■ Exercise brief
Using the material below, copy every line where "document" appears.

[begin Provided data]

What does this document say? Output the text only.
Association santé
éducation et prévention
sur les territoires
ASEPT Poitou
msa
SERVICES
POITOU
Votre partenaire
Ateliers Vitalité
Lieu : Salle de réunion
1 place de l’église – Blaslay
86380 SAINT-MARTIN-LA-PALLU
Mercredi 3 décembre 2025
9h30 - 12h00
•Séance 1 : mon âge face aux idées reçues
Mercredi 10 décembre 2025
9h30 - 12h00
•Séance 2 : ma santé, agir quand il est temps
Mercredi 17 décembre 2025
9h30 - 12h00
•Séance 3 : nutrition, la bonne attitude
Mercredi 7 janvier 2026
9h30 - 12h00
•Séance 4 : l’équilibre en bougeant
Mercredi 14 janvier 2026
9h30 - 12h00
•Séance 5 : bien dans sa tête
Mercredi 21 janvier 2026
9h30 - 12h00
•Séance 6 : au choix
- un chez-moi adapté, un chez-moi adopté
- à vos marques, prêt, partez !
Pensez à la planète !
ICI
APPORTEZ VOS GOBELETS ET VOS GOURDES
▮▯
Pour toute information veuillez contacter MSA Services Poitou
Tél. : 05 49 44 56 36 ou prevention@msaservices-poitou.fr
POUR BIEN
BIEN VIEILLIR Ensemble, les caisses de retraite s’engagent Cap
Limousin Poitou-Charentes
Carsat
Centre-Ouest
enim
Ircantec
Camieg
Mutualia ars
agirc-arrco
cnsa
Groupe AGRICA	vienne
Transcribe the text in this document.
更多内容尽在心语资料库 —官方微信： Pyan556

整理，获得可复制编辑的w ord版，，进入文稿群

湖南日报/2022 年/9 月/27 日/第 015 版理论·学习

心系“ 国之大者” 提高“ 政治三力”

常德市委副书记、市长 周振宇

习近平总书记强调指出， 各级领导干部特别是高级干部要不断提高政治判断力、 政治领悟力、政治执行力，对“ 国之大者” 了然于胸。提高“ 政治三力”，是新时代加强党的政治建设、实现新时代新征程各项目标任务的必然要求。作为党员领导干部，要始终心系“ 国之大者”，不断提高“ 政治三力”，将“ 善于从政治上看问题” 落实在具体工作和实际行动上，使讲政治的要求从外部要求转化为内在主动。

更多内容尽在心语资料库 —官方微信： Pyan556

[end Provided data]

■ The solution
What does this document say? Output the text only.
Transcribe the text in this document.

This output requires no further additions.